» EXERCISE PROMPT:
Reproduce the rows below with every "y-tick-label" replaced by "y-axis-label", leaving everything else unchanged.

####

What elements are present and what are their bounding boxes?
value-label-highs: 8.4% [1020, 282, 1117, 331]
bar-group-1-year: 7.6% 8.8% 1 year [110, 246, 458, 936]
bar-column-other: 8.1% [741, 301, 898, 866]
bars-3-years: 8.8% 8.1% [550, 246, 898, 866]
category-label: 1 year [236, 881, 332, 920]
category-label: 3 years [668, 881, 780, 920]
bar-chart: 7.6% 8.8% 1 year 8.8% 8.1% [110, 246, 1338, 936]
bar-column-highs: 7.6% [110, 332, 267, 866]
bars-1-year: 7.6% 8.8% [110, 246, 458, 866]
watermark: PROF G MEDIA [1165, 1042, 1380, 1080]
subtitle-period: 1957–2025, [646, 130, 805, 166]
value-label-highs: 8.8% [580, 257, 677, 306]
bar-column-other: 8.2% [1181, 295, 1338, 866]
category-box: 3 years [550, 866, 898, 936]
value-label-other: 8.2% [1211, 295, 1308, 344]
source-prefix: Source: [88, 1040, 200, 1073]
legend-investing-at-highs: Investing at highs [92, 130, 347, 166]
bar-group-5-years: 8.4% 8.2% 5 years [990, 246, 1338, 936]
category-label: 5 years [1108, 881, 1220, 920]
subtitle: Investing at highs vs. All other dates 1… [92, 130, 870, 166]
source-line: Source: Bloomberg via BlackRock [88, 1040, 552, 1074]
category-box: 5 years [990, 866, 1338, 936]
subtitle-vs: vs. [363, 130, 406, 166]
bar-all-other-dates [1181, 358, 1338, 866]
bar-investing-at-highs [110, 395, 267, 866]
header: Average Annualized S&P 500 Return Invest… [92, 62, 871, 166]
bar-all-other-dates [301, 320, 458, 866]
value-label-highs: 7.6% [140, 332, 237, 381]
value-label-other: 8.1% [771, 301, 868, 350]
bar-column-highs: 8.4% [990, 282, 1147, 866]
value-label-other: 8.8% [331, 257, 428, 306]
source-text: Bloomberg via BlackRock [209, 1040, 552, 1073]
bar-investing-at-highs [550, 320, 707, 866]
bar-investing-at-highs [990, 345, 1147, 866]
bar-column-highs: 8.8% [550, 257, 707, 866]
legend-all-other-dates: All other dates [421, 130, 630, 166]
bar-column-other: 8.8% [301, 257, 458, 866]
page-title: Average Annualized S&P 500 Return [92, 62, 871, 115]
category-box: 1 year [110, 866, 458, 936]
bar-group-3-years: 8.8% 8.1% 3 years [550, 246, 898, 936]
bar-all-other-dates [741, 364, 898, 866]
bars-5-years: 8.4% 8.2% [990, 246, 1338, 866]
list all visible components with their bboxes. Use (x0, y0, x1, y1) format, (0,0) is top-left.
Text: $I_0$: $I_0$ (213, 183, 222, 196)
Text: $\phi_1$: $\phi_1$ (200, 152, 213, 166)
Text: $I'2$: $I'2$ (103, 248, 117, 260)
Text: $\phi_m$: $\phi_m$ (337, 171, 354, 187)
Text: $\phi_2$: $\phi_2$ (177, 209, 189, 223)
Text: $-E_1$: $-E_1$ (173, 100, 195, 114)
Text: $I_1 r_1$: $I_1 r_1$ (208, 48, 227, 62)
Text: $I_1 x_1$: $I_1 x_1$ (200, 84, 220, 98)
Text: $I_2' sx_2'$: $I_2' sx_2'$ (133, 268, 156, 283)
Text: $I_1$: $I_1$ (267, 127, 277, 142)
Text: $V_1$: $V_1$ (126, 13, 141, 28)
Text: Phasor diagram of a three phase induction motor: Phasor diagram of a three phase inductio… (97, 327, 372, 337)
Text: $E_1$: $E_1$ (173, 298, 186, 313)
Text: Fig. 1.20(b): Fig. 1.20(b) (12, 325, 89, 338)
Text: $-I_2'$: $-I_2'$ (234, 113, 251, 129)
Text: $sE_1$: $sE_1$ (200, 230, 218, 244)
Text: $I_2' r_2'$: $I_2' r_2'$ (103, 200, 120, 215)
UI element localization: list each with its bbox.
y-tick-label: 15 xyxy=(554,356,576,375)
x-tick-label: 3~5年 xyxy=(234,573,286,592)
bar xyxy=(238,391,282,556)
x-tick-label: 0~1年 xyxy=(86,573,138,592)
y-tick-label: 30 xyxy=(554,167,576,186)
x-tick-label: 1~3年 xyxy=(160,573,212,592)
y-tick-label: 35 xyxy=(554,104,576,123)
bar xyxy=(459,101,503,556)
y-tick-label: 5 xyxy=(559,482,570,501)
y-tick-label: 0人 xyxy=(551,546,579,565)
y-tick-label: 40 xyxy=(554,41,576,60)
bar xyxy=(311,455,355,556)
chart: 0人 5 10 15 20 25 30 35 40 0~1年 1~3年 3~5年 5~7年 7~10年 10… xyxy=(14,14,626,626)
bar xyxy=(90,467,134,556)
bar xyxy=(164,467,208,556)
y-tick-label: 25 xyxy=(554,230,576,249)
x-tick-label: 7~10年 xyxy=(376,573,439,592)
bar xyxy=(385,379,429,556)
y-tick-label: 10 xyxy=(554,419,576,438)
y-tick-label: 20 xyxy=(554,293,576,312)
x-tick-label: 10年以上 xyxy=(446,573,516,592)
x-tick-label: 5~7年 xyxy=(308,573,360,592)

####

» RIGHT ANSWER:
What elements are present and what are their bounding boxes?
value-label-highs: 8.4% [1020, 282, 1117, 331]
bar-group-1-year: 7.6% 8.8% 1 year [110, 246, 458, 936]
bar-column-other: 8.1% [741, 301, 898, 866]
bars-3-years: 8.8% 8.1% [550, 246, 898, 866]
category-label: 1 year [236, 881, 332, 920]
category-label: 3 years [668, 881, 780, 920]
bar-chart: 7.6% 8.8% 1 year 8.8% 8.1% [110, 246, 1338, 936]
bar-column-highs: 7.6% [110, 332, 267, 866]
bars-1-year: 7.6% 8.8% [110, 246, 458, 866]
watermark: PROF G MEDIA [1165, 1042, 1380, 1080]
subtitle-period: 1957–2025, [646, 130, 805, 166]
value-label-highs: 8.8% [580, 257, 677, 306]
bar-column-other: 8.2% [1181, 295, 1338, 866]
category-box: 3 years [550, 866, 898, 936]
value-label-other: 8.2% [1211, 295, 1308, 344]
source-prefix: Source: [88, 1040, 200, 1073]
legend-investing-at-highs: Investing at highs [92, 130, 347, 166]
bar-group-5-years: 8.4% 8.2% 5 years [990, 246, 1338, 936]
category-label: 5 years [1108, 881, 1220, 920]
subtitle: Investing at highs vs. All other dates 1… [92, 130, 870, 166]
source-line: Source: Bloomberg via BlackRock [88, 1040, 552, 1074]
category-box: 5 years [990, 866, 1338, 936]
subtitle-vs: vs. [363, 130, 406, 166]
bar-all-other-dates [1181, 358, 1338, 866]
bar-investing-at-highs [110, 395, 267, 866]
header: Average Annualized S&P 500 Return Invest… [92, 62, 871, 166]
bar-all-other-dates [301, 320, 458, 866]
value-label-highs: 7.6% [140, 332, 237, 381]
value-label-other: 8.1% [771, 301, 868, 350]
bar-column-highs: 8.4% [990, 282, 1147, 866]
value-label-other: 8.8% [331, 257, 428, 306]
source-text: Bloomberg via BlackRock [209, 1040, 552, 1073]
bar-investing-at-highs [550, 320, 707, 866]
bar-investing-at-highs [990, 345, 1147, 866]
bar-column-highs: 8.8% [550, 257, 707, 866]
legend-all-other-dates: All other dates [421, 130, 630, 166]
bar-column-other: 8.8% [301, 257, 458, 866]
page-title: Average Annualized S&P 500 Return [92, 62, 871, 115]
category-box: 1 year [110, 866, 458, 936]
bar-group-3-years: 8.8% 8.1% 3 years [550, 246, 898, 936]
bar-all-other-dates [741, 364, 898, 866]
bars-5-years: 8.4% 8.2% [990, 246, 1338, 866]
list all visible components with their bboxes. Use (x0, y0, x1, y1) format, (0,0) is top-left.
Text: $I_0$: $I_0$ (213, 183, 222, 196)
Text: $\phi_1$: $\phi_1$ (200, 152, 213, 166)
Text: $I'2$: $I'2$ (103, 248, 117, 260)
Text: $\phi_m$: $\phi_m$ (337, 171, 354, 187)
Text: $\phi_2$: $\phi_2$ (177, 209, 189, 223)
Text: $-E_1$: $-E_1$ (173, 100, 195, 114)
Text: $I_1 r_1$: $I_1 r_1$ (208, 48, 227, 62)
Text: $I_1 x_1$: $I_1 x_1$ (200, 84, 220, 98)
Text: $I_2' sx_2'$: $I_2' sx_2'$ (133, 268, 156, 283)
Text: $I_1$: $I_1$ (267, 127, 277, 142)
Text: $V_1$: $V_1$ (126, 13, 141, 28)
Text: Phasor diagram of a three phase induction motor: Phasor diagram of a three phase inductio… (97, 327, 372, 337)
Text: $E_1$: $E_1$ (173, 298, 186, 313)
Text: Fig. 1.20(b): Fig. 1.20(b) (12, 325, 89, 338)
Text: $-I_2'$: $-I_2'$ (234, 113, 251, 129)
Text: $sE_1$: $sE_1$ (200, 230, 218, 244)
Text: $I_2' r_2'$: $I_2' r_2'$ (103, 200, 120, 215)
UI element localization: list each with its bbox.
y-axis-label: 15 xyxy=(554,356,576,375)
x-tick-label: 3~5年 xyxy=(234,573,286,592)
bar xyxy=(238,391,282,556)
x-tick-label: 0~1年 xyxy=(86,573,138,592)
y-axis-label: 30 xyxy=(554,167,576,186)
x-tick-label: 1~3年 xyxy=(160,573,212,592)
y-axis-label: 35 xyxy=(554,104,576,123)
bar xyxy=(459,101,503,556)
y-axis-label: 5 xyxy=(559,482,570,501)
y-axis-label: 0人 xyxy=(551,546,579,565)
y-axis-label: 40 xyxy=(554,41,576,60)
bar xyxy=(311,455,355,556)
chart: 0人 5 10 15 20 25 30 35 40 0~1年 1~3年 3~5年 5~7年 7~10年 10… xyxy=(14,14,626,626)
bar xyxy=(90,467,134,556)
bar xyxy=(164,467,208,556)
y-axis-label: 25 xyxy=(554,230,576,249)
x-tick-label: 7~10年 xyxy=(376,573,439,592)
bar xyxy=(385,379,429,556)
y-axis-label: 10 xyxy=(554,419,576,438)
y-axis-label: 20 xyxy=(554,293,576,312)
x-tick-label: 10年以上 xyxy=(446,573,516,592)
x-tick-label: 5~7年 xyxy=(308,573,360,592)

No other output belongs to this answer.